◆ DESCRIPTION OF THE TASK
Return all lines with the word "structure" in them.

(Dataset items)
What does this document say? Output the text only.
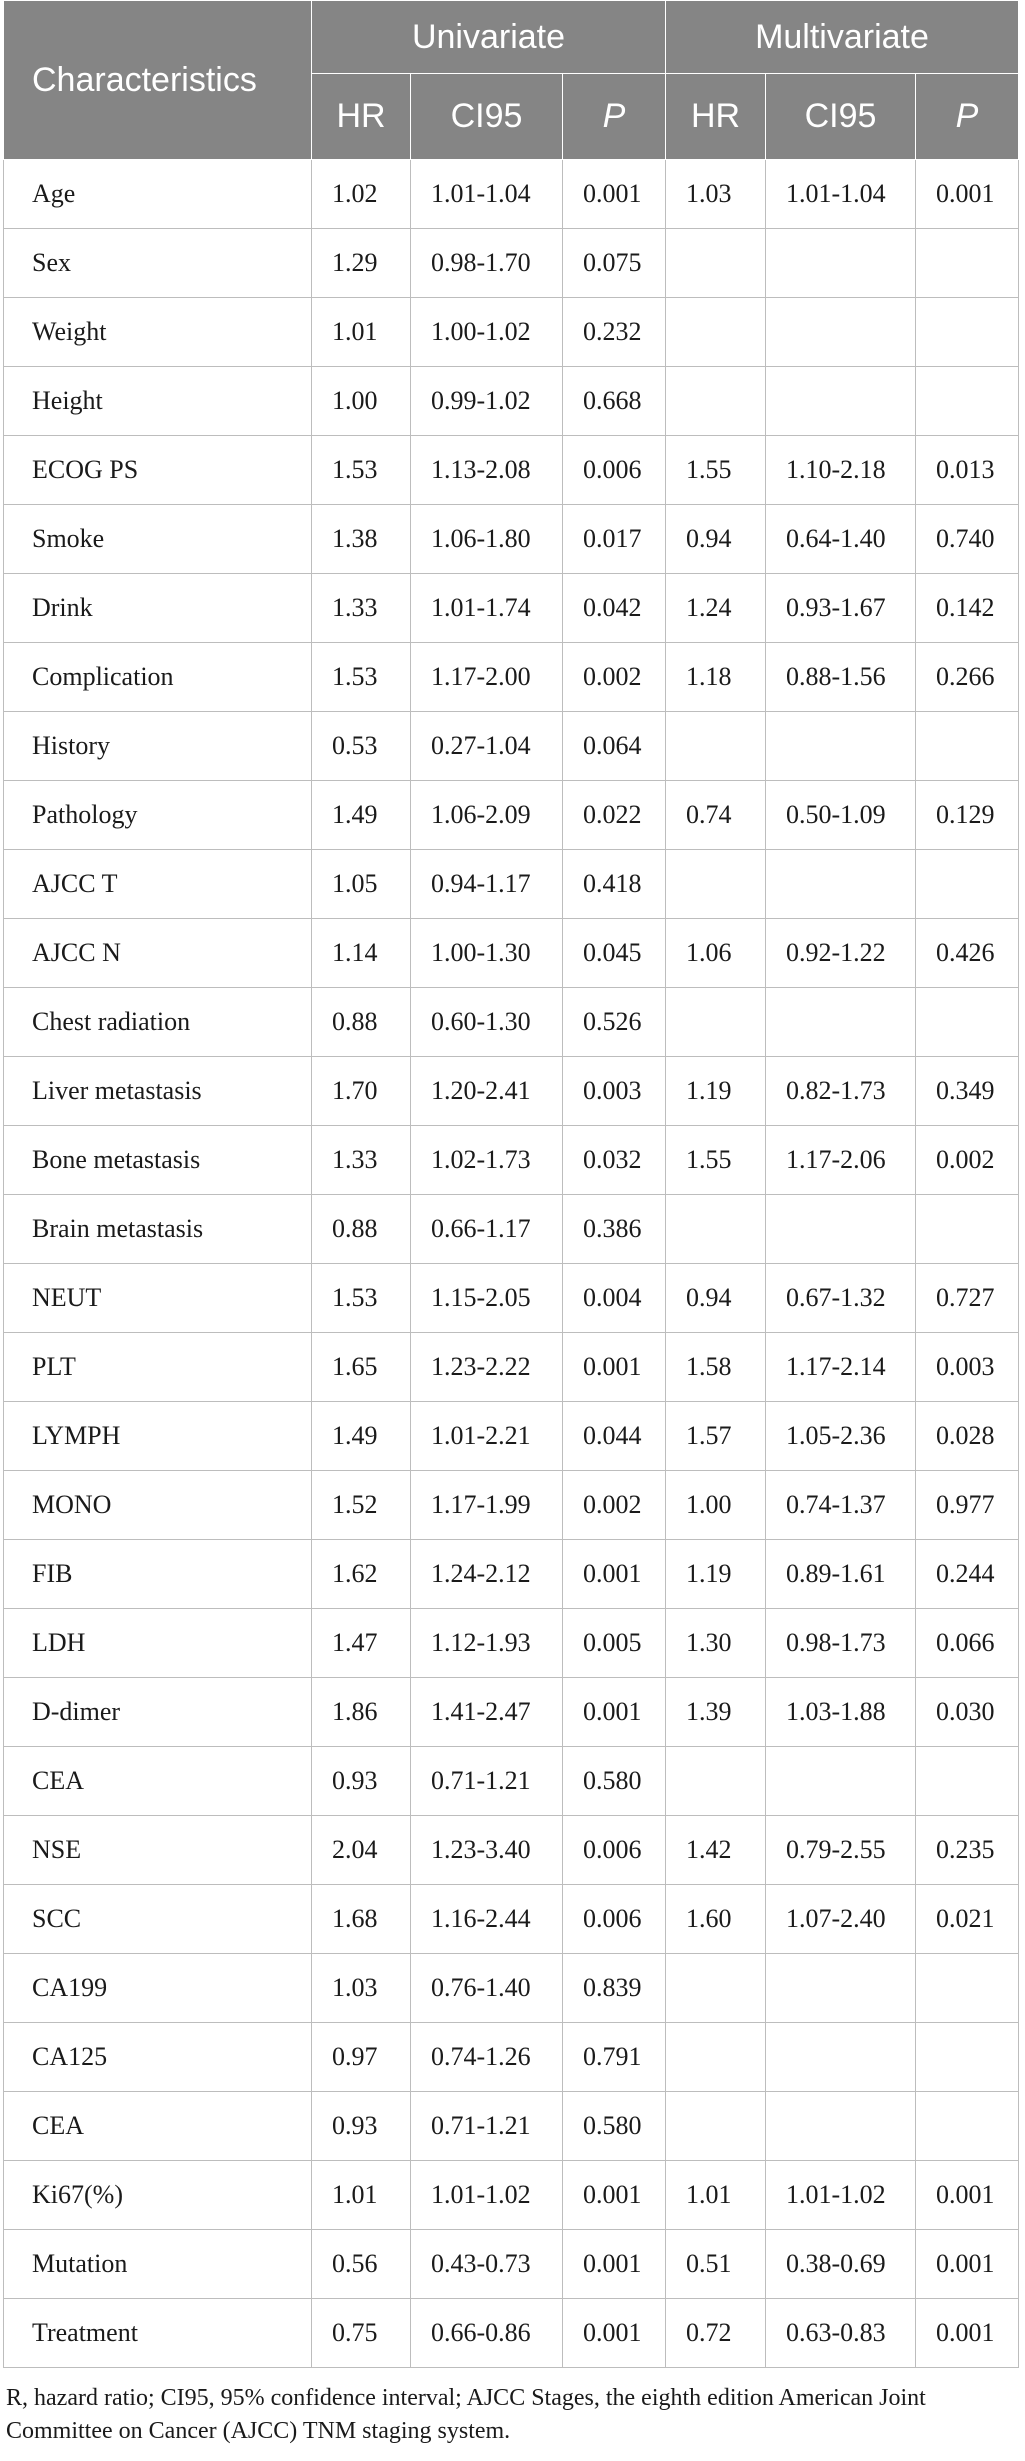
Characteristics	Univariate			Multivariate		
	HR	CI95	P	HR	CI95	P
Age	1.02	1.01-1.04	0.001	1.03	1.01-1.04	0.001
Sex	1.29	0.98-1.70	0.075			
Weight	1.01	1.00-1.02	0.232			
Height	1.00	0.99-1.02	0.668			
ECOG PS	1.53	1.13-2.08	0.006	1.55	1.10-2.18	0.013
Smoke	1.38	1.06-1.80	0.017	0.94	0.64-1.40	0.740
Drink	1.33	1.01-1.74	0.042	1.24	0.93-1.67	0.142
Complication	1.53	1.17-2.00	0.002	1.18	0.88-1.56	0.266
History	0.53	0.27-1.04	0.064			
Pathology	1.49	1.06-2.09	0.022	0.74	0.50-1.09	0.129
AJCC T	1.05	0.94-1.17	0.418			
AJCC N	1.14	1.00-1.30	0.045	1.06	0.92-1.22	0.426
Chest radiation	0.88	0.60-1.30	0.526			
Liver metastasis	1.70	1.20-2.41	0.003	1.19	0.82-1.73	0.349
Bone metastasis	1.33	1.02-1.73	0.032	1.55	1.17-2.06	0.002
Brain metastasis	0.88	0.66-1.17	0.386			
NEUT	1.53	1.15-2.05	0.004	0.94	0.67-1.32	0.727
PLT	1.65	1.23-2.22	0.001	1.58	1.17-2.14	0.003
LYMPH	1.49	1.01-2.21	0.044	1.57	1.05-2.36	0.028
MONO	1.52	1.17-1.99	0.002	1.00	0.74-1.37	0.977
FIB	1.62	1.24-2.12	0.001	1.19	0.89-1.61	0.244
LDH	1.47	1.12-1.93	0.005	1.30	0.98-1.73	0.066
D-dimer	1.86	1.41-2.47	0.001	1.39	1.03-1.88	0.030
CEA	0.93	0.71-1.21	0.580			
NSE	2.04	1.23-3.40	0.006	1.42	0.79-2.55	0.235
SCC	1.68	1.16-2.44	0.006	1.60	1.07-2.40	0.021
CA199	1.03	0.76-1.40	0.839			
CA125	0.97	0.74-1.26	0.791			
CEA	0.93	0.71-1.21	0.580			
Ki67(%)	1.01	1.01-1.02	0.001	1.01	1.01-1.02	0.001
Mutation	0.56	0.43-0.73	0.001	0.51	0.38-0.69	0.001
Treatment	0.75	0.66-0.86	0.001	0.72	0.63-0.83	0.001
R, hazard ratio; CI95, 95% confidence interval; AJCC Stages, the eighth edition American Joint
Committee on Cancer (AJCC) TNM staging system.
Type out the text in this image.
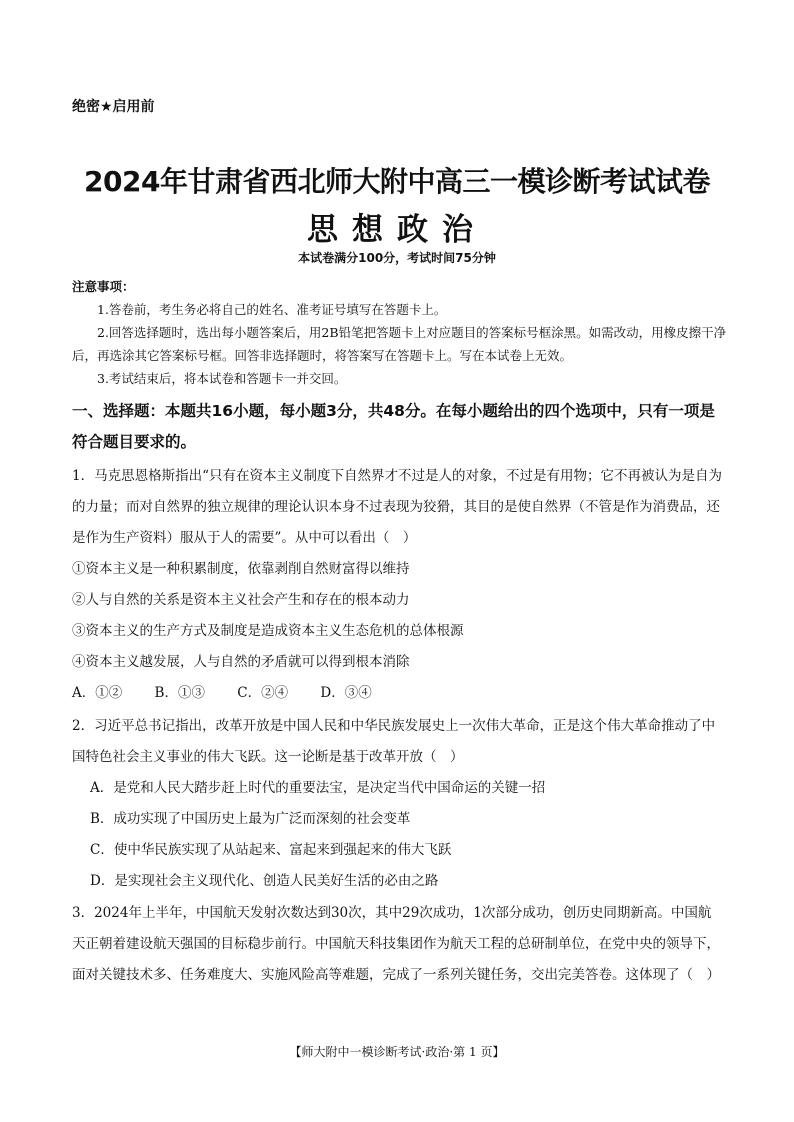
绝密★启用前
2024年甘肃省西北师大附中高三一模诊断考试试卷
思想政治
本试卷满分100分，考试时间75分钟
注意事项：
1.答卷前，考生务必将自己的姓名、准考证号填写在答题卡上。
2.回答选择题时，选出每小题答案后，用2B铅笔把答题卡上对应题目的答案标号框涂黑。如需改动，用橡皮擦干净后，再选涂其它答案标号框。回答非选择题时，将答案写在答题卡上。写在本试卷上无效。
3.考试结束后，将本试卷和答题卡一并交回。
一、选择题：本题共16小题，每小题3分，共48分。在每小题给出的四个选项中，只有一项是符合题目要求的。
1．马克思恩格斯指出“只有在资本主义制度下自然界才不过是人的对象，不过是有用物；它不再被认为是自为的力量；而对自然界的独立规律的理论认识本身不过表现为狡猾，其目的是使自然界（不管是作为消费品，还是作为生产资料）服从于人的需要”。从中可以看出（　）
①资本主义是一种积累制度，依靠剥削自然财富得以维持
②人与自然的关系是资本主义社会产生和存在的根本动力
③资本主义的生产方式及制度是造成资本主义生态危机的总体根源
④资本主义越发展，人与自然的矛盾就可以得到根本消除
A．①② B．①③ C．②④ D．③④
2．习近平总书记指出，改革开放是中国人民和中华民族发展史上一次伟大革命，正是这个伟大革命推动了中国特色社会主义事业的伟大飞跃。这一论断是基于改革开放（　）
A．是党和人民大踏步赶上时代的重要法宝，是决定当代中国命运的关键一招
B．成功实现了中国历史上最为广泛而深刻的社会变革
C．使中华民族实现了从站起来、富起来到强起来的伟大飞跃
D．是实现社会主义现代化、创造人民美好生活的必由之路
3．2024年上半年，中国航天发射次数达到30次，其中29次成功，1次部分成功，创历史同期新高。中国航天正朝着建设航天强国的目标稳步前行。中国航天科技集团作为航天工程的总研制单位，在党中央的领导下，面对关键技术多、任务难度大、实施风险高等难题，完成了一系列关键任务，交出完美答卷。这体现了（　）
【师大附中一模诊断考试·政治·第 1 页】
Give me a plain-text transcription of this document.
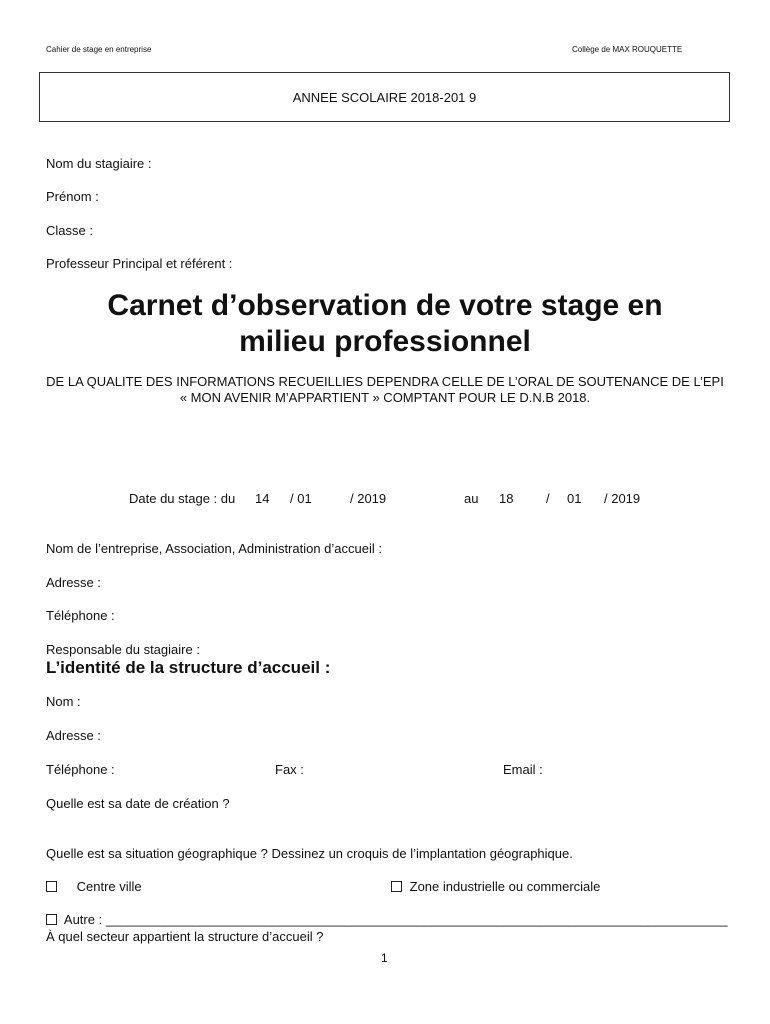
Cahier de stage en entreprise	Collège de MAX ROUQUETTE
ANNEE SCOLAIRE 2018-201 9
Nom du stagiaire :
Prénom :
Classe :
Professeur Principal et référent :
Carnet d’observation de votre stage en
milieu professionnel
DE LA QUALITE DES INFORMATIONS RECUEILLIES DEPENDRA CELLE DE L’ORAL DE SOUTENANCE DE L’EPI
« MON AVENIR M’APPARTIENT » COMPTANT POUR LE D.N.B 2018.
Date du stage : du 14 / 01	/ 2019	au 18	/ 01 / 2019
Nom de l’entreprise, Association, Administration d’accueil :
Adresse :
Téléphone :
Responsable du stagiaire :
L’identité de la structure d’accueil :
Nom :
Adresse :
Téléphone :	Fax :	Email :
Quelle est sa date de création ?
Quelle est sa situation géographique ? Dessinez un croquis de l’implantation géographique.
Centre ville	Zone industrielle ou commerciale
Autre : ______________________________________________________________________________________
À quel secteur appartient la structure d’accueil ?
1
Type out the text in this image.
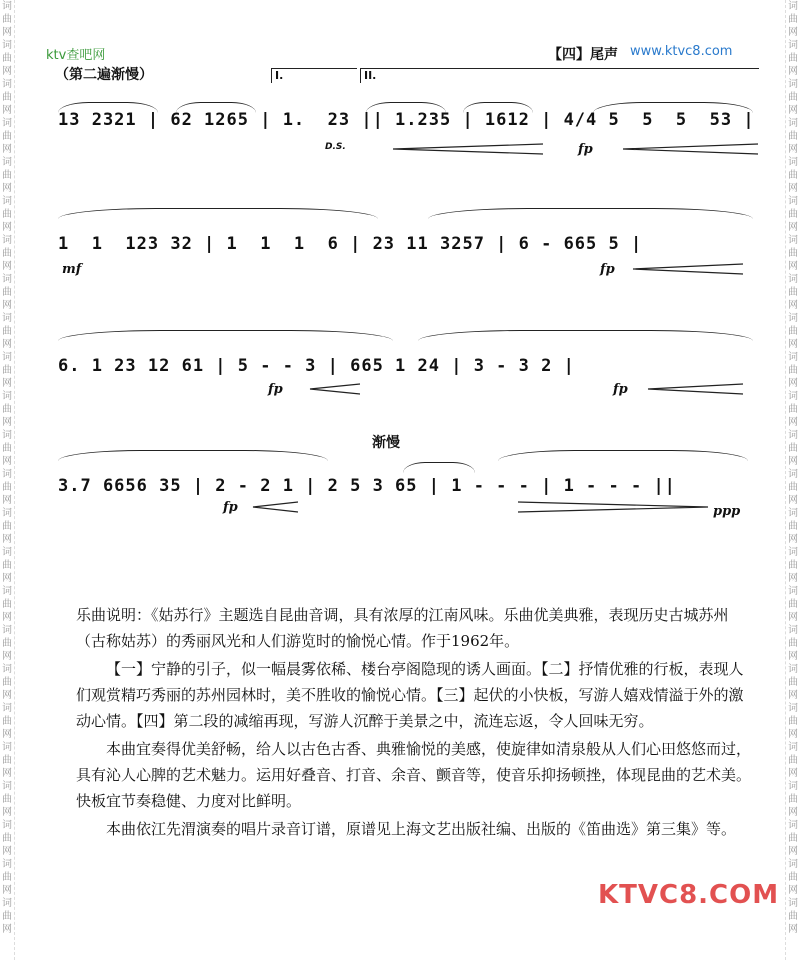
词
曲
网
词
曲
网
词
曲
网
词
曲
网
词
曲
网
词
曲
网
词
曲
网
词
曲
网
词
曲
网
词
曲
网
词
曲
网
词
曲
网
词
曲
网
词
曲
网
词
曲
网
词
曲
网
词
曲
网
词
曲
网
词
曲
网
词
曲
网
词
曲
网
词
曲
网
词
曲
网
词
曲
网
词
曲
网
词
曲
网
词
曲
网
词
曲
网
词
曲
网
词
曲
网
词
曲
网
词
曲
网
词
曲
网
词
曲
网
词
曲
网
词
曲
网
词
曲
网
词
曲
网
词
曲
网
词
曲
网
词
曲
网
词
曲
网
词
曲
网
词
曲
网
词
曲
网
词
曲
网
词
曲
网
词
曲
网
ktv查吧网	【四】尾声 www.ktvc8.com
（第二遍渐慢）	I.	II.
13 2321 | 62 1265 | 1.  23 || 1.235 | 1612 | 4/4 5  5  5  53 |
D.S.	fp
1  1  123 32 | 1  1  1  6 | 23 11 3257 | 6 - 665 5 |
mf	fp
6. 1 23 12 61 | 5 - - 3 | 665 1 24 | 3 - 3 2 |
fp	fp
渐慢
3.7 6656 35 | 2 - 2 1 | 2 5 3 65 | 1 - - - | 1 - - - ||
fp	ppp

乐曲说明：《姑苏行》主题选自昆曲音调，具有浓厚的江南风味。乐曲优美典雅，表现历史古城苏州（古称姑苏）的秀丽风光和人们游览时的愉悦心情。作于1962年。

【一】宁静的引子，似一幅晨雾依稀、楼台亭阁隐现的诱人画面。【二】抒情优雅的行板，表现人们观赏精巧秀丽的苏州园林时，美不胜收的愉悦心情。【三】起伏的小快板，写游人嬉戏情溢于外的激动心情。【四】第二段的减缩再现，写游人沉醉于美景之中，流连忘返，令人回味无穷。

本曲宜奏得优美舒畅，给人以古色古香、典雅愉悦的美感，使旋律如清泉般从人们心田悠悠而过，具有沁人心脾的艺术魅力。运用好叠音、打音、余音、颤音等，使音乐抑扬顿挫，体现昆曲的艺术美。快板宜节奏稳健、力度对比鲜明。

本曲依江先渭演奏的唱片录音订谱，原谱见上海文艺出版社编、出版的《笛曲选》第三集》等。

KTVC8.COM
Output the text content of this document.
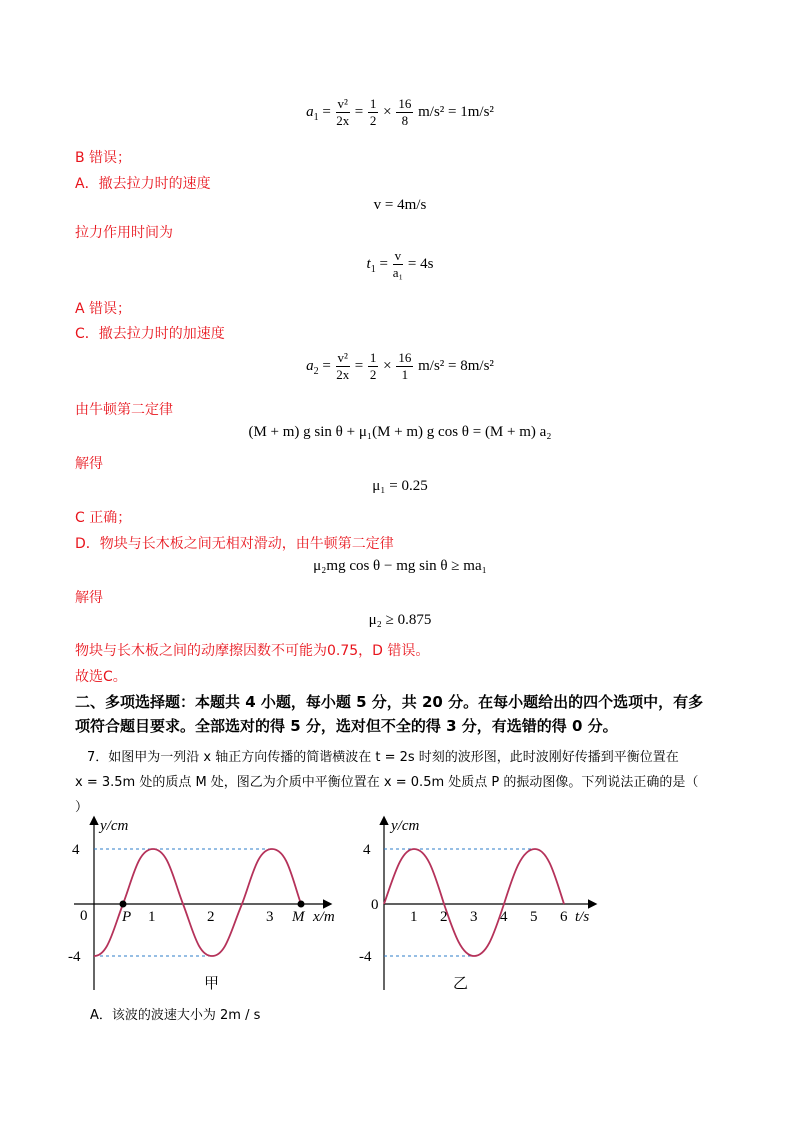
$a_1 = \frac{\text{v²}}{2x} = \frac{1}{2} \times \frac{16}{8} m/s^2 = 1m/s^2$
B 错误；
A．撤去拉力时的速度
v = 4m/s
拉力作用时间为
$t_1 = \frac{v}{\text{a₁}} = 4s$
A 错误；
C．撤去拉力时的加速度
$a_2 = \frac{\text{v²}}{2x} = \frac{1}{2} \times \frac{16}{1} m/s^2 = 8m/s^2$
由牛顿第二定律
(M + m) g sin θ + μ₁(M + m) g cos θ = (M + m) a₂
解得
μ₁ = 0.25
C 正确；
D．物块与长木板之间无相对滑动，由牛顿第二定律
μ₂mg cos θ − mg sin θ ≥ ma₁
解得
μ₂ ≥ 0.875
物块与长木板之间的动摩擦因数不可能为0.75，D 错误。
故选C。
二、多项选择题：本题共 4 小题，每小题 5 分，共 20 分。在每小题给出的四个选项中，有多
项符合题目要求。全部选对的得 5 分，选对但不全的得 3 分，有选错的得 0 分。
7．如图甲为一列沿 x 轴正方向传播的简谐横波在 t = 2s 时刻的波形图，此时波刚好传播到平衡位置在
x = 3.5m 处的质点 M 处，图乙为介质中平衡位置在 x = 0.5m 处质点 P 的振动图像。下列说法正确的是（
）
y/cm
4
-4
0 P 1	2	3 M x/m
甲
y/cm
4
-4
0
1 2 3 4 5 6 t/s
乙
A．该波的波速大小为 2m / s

◆ TASK ANSWER
L’identité de la structure d’accueil :
À quel secteur appartient la structure d’accueil ?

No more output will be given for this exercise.